──────── ESTRATTO DEL DOCUMENTO ────────

Giurisprudenza - CORTE DI CASSAZIONE - Sentenza 02 luglio 2015, n. 13580

Contratto di agenzia - Variazione unilaterale del portafoglio clienti da parte del preponente - Validità - Limiti - Esercizio secondo buona fede

 

Svolgimento del processo

 

Con sentenza depositata il 16.7.13 la Corte d’appello di Firenze rigettava il gravame interposto da T.I. S.p.A. contro la pronuncia con cui il 13.1.11 il Tribunale di Pistoia l’aveva condannata a pagare all’ex agente F. L. l’indennità sostitutiva del preavviso, quella di cui all’art. 1751 c.c. e il cd. premio presidio.

Per la cassazione della sentenza ricorre T.I. S.p.A. affidandosi a quattro motivi, poi ulteriormente illustrati con memoria ex art. 378 c.p.c.

F. L. resiste con controricorso.

 

Motivi della decisione

 

1 - Con il primo motivo il ricorso lamenta omessa motivazione di fatti decisivi del giudizio (quanto alla ritenuta giusta causa di recesso) consistiti nella corrispondenza intercorsa fra le parti, prima del recesso manifestato dal controricorrente, corrispondenza da cui emergeva che la riduzione dell’88% del suo portafoglio clienti ad opera della società mandante era meramente provvisoria, in attesa di una generale rivisitazione e di una nuova assegnazione dei portafogli clienti all’esito d’un già deciso processo di ristrutturazione; inoltre, atteso che il recesso dell’agente aveva acquistato efficacia solo a far data dal 5.3.07, era significativo che già a fine febbraio il L. avesse contattato dei clienti T., da lui precedentemente seguiti, per proporre loro di passare alla concorrente Vodafone.

Il motivo è inammissibile per l’assorbente rilievo che, in virtù del combinato disposto del nuovo testo dell’art. 360 c.p.c. e dell’art. 348 ter commi 4° e 5° c.p.c. (come, rispettivamente, modificato e introdotto dall’art. 54 d.l. 22.6.2012 n. 83, convertito in legge 7.8.2012 n. 134, applicabile, ai sensi del co. 3° dello stesso art. 54, alle sentenze pubblicate dal trentesimo giorno successivo a quello di entrata in vigore della legge di conversione del decreto, cioè alle sentenze pubblicate dal 12.9.12 e, quindi, anche alla sentenza della cui impugnazione si discute), il motivo di cui al n. 5 dello stesso art. 360 c.p.c. non è spendibile - al di fuori dei casi di cui all’art. 348 bis co. 2° lett. a) c.p.c. - in ipotesi di doppia pronuncia conforme di merito, come avvenuto nella presente controversia.

──────── MATERIALE FORNITO ────────

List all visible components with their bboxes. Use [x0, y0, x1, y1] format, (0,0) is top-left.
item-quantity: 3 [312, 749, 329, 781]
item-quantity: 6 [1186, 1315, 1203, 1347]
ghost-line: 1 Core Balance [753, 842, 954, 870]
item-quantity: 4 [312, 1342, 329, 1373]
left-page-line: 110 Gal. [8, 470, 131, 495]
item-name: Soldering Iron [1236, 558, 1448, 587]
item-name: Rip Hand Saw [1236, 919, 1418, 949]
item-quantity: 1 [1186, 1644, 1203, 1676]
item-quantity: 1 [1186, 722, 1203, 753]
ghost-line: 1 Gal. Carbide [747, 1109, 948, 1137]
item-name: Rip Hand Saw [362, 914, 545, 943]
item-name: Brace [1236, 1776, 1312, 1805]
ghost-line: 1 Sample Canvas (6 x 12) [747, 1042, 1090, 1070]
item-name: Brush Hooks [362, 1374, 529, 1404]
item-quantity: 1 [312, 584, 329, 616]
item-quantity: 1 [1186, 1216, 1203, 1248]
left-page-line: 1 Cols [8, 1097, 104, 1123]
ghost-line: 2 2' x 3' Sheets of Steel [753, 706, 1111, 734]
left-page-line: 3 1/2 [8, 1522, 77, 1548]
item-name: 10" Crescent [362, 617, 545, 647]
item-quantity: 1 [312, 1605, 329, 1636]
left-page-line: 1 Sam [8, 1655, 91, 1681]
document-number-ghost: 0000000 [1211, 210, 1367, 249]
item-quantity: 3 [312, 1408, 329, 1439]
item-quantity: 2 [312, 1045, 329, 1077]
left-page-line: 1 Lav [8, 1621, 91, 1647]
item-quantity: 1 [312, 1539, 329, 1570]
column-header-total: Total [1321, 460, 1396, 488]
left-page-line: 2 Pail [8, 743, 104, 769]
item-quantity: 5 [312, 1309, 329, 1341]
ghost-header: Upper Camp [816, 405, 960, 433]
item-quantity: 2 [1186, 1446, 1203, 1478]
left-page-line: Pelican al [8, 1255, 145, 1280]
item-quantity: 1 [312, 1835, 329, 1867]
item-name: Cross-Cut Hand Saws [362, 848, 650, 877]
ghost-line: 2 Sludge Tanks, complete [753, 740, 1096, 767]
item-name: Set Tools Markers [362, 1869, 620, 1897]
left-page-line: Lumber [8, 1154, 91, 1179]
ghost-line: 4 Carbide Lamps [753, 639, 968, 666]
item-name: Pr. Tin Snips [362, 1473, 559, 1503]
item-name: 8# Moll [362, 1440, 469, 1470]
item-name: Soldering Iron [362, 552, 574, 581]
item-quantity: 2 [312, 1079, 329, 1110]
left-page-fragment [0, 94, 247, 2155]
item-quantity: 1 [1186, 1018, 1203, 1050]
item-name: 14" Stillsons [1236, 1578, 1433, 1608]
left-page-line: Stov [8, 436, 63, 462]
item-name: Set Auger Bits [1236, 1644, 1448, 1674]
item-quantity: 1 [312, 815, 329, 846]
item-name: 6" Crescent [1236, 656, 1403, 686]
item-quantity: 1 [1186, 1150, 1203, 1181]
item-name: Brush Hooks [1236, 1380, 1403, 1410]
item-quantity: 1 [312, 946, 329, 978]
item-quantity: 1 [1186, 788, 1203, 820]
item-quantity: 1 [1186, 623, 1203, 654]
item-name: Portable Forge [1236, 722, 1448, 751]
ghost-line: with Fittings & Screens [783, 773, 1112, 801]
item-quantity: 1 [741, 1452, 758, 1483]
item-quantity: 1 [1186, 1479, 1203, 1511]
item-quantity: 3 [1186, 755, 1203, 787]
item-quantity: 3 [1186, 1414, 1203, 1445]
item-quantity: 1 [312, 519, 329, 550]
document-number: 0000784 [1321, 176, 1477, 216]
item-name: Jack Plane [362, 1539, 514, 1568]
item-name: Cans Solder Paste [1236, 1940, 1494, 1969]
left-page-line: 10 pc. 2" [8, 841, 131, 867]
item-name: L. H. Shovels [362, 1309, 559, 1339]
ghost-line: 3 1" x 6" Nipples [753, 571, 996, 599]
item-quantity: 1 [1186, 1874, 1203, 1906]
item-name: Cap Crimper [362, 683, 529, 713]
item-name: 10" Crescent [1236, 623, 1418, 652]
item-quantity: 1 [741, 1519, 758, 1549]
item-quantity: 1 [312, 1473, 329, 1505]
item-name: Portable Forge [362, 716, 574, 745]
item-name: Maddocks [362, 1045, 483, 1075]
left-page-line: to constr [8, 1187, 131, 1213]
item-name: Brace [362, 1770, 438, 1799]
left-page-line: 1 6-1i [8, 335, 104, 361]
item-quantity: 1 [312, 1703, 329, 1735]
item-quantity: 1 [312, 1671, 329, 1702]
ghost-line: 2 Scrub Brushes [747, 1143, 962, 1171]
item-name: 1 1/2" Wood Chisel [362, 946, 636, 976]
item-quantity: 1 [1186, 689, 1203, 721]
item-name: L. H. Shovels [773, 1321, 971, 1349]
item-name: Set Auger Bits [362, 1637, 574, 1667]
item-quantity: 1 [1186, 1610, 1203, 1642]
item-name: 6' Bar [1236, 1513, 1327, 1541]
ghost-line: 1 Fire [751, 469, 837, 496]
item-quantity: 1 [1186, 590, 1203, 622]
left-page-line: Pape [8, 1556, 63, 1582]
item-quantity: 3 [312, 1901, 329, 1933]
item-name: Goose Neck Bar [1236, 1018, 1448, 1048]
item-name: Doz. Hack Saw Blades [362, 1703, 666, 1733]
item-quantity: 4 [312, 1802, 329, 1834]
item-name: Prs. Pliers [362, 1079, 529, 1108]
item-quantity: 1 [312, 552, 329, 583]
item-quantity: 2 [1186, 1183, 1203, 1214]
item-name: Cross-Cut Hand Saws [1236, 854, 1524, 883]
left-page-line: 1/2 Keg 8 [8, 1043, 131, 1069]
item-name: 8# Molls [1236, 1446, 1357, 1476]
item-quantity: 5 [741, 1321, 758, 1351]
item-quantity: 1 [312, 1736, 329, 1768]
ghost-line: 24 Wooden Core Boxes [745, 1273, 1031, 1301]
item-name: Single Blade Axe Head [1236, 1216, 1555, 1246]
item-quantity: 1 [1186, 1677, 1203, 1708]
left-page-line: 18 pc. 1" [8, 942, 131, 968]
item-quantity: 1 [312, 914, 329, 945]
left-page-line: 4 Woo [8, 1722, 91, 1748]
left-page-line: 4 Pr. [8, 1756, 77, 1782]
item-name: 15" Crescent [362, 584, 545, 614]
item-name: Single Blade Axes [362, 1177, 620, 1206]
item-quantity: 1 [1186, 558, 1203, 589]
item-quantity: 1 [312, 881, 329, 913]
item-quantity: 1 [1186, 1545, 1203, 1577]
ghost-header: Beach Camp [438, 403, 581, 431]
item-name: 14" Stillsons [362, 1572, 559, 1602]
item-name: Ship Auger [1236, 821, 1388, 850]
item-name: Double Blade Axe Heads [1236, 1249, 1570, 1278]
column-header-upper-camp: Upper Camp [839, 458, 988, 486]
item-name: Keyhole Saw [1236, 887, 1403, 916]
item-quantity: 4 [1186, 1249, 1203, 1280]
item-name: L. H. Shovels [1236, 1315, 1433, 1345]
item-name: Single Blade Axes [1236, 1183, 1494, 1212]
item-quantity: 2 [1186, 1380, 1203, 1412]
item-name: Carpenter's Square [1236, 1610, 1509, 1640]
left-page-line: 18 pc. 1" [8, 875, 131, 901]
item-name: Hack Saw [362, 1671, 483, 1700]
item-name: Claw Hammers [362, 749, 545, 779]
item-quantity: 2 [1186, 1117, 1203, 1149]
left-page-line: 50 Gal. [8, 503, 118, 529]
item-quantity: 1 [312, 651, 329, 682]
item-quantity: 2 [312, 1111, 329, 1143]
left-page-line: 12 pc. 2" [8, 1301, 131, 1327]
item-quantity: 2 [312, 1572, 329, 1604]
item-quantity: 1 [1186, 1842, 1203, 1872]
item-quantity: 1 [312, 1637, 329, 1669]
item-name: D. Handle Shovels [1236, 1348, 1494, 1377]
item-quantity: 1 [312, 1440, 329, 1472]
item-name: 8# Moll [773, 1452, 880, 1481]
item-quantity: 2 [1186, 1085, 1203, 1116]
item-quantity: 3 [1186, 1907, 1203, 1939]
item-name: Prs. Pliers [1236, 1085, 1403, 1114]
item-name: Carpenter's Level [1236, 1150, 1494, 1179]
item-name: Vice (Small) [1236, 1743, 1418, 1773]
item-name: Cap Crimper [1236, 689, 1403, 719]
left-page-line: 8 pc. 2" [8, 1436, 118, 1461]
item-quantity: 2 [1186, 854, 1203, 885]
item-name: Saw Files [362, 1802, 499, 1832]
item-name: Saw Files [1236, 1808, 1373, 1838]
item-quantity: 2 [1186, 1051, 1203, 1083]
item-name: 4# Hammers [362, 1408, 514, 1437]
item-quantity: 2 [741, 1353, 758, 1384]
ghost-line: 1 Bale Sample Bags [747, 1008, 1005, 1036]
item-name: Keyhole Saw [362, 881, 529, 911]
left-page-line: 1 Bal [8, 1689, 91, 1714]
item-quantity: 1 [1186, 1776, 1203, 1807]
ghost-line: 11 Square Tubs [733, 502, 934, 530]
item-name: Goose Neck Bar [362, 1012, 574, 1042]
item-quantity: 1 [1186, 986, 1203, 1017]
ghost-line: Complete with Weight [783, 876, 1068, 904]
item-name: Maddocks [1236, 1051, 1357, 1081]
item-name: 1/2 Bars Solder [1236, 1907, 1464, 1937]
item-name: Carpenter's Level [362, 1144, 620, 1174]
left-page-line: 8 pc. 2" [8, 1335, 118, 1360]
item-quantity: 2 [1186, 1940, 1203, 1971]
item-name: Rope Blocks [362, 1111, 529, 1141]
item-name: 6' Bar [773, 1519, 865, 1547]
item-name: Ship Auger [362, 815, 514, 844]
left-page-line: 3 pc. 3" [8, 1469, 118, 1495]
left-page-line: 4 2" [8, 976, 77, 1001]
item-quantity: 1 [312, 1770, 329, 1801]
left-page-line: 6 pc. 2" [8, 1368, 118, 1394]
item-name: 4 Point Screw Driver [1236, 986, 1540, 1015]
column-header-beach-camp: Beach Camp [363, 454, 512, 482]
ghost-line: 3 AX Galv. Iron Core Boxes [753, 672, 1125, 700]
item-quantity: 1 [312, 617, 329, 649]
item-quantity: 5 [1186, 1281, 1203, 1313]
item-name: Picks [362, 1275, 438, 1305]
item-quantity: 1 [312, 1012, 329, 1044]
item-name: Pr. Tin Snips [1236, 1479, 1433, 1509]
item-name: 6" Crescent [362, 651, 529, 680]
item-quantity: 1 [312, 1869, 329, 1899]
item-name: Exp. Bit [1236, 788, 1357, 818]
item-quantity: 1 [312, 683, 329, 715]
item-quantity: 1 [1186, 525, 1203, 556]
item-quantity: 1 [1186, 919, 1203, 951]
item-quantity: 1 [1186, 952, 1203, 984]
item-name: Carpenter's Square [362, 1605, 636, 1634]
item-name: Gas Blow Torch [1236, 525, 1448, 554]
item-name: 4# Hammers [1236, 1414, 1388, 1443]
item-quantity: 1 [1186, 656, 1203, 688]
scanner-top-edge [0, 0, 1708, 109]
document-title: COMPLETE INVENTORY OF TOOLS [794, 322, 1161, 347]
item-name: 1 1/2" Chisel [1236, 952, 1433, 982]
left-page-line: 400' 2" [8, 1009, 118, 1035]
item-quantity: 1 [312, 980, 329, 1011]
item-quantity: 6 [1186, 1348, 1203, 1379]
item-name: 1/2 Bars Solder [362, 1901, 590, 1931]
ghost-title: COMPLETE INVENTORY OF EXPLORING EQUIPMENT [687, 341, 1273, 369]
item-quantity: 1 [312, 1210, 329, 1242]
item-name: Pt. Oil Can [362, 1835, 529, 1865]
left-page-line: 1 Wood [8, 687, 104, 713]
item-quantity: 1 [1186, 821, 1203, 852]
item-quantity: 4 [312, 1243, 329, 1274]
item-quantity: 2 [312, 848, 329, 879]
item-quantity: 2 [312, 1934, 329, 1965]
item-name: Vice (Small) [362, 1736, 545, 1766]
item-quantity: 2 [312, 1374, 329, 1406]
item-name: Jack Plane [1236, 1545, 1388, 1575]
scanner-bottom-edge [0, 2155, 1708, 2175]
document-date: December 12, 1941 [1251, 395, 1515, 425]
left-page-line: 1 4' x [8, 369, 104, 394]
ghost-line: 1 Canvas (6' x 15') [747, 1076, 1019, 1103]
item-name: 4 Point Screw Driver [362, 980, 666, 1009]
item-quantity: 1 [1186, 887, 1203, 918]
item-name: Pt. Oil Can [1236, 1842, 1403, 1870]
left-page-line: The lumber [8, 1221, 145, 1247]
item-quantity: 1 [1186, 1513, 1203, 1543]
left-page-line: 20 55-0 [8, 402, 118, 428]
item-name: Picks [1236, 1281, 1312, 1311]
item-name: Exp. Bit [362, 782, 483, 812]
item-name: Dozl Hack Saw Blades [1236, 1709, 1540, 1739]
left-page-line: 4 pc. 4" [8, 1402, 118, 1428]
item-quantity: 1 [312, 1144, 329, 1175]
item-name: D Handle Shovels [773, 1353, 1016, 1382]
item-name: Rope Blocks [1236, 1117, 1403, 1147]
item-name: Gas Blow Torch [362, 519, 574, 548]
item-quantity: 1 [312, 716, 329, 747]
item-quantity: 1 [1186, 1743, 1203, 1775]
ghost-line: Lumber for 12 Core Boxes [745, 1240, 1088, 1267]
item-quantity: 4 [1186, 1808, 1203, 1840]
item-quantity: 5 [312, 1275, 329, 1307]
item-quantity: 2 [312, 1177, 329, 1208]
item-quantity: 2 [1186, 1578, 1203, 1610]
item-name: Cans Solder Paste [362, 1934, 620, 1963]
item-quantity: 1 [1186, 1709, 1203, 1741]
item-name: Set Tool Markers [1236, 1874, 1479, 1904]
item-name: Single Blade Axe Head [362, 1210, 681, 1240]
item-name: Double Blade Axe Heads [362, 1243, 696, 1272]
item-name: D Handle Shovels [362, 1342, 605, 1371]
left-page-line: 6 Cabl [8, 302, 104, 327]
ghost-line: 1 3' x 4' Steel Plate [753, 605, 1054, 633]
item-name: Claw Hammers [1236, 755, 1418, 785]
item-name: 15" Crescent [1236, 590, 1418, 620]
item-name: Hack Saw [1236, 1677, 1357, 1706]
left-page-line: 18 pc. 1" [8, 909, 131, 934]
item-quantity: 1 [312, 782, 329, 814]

────────

## ESERCIZIO A
Per ciascuna affermazione indica se è in accordo con la sentenza, rispondendo sì o no e citando tra virgolette le parole decisive del testo: (i) il Tribunale di Pistoia si è pronunciato il 13.1.11; (ii) il ricorso di T.I. S.p.A. si fonda su cinque motivi; (iii) la riduzione del portafoglio clienti dell'agente è stata del 50%.
## ESERCIZIO B
Rispondi alle seguenti domande sulla sentenza.
(i) Quale corte d'appello ha rigettato il gravame di T.I. S.p.A.?
(ii) Da quale data il recesso dell'agente ha acquistato efficacia?
(iii) A quale concorrente il L. ha proposto ai clienti di passare?
## ESERCIZIO C
Riscrivi in forma più breve il paragrafo della sentenza che inizia con «Con sentenza depositata il 16.7.13», mantenendone i fatti principali.
I record sono materiale separato dalla sentenza.

## RISPOSTA CORRETTA A
(i) Sì: «il 13.1.11 il Tribunale di Pistoia l’aveva condannata»
(ii) No: «affidandosi a quattro motivi»
(iii) No: «la riduzione dell’88% del suo portafoglio clienti»

## RISPOSTA CORRETTA B
(i) La Corte d’appello di Firenze.
(ii) Dal 5.3.07.
(iii) A Vodafone.

## RISPOSTA CORRETTA C
Il 16.7.13 la Corte d’appello di Firenze ha respinto l’appello di T.I. S.p.A. contro la sentenza del Tribunale di Pistoia del 13.1.11. Quella sentenza condannava la società a pagare all’ex agente F. L. l’indennità sostitutiva del preavviso, l’indennità dell’art. 1751 c.c. e il cd. premio presidio.